## The exercise:
Restate the full listing word for word and leave the pictures out.

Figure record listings
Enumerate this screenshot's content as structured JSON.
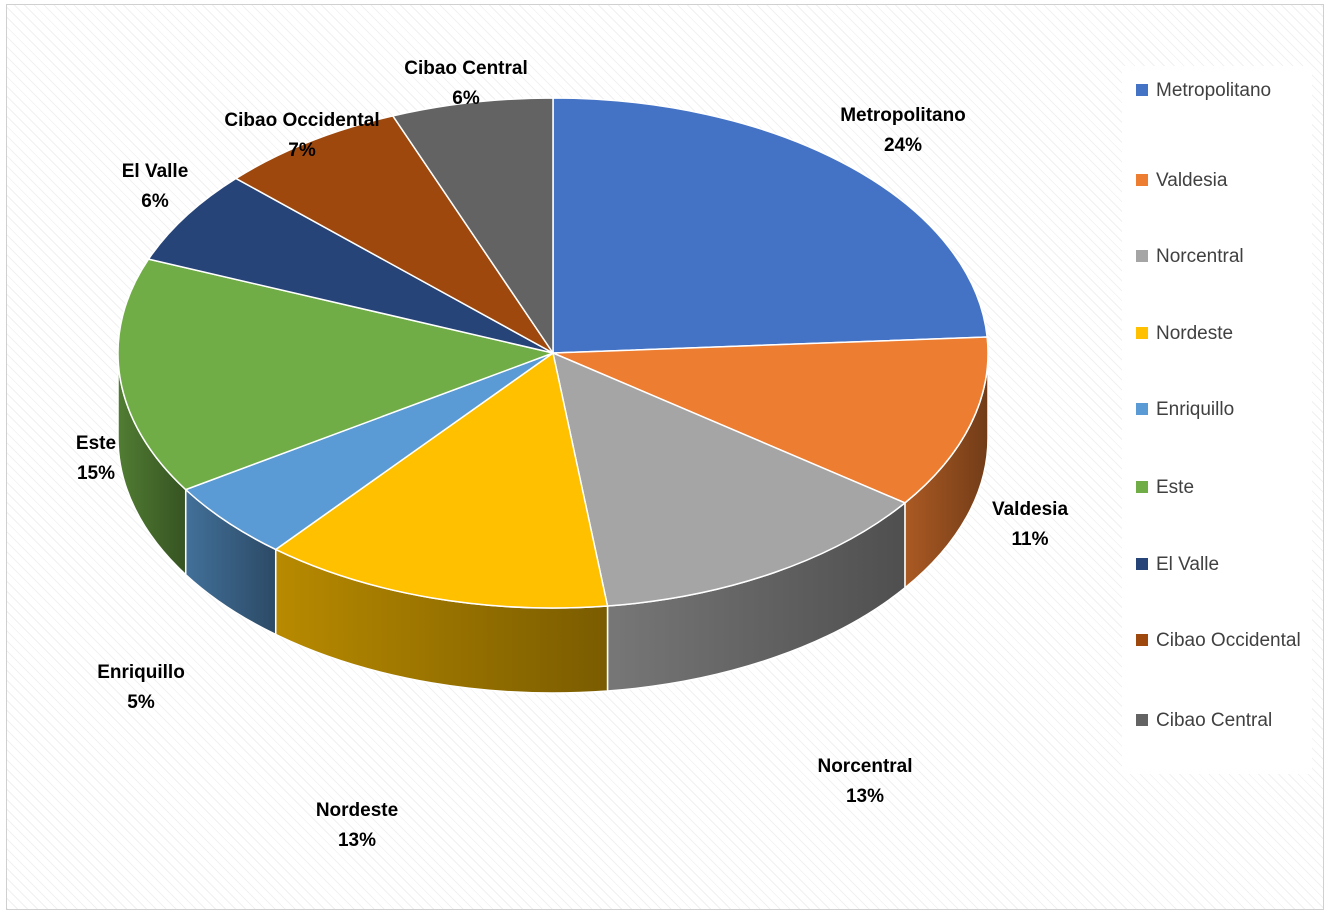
{
  "chart_data": {
    "type": "pie",
    "style": "3d",
    "title": "",
    "legend_position": "right",
    "slices": [
      {
        "label": "Metropolitano",
        "value": 24,
        "value_label": "24%",
        "color": "#4472C4"
      },
      {
        "label": "Valdesia",
        "value": 11,
        "value_label": "11%",
        "color": "#ED7D31"
      },
      {
        "label": "Norcentral",
        "value": 13,
        "value_label": "13%",
        "color": "#A5A5A5"
      },
      {
        "label": "Nordeste",
        "value": 13,
        "value_label": "13%",
        "color": "#FFC000"
      },
      {
        "label": "Enriquillo",
        "value": 5,
        "value_label": "5%",
        "color": "#5B9BD5"
      },
      {
        "label": "Este",
        "value": 15,
        "value_label": "15%",
        "color": "#70AD47"
      },
      {
        "label": "El Valle",
        "value": 6,
        "value_label": "6%",
        "color": "#264478"
      },
      {
        "label": "Cibao Occidental",
        "value": 7,
        "value_label": "7%",
        "color": "#9E480E"
      },
      {
        "label": "Cibao Central",
        "value": 6,
        "value_label": "6%",
        "color": "#636363"
      }
    ]
  }
}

## Written reply:
Enumerate this screenshot's content as structured JSON.
{
  "chart_data": {
    "type": "pie",
    "style": "3d",
    "title": "",
    "legend_position": "right",
    "slices": [
      {
        "label": "Metropolitano",
        "value": 24,
        "value_label": "24%",
        "color": "#4472C4"
      },
      {
        "label": "Valdesia",
        "value": 11,
        "value_label": "11%",
        "color": "#ED7D31"
      },
      {
        "label": "Norcentral",
        "value": 13,
        "value_label": "13%",
        "color": "#A5A5A5"
      },
      {
        "label": "Nordeste",
        "value": 13,
        "value_label": "13%",
        "color": "#FFC000"
      },
      {
        "label": "Enriquillo",
        "value": 5,
        "value_label": "5%",
        "color": "#5B9BD5"
      },
      {
        "label": "Este",
        "value": 15,
        "value_label": "15%",
        "color": "#70AD47"
      },
      {
        "label": "El Valle",
        "value": 6,
        "value_label": "6%",
        "color": "#264478"
      },
      {
        "label": "Cibao Occidental",
        "value": 7,
        "value_label": "7%",
        "color": "#9E480E"
      },
      {
        "label": "Cibao Central",
        "value": 6,
        "value_label": "6%",
        "color": "#636363"
      }
    ]
  }
}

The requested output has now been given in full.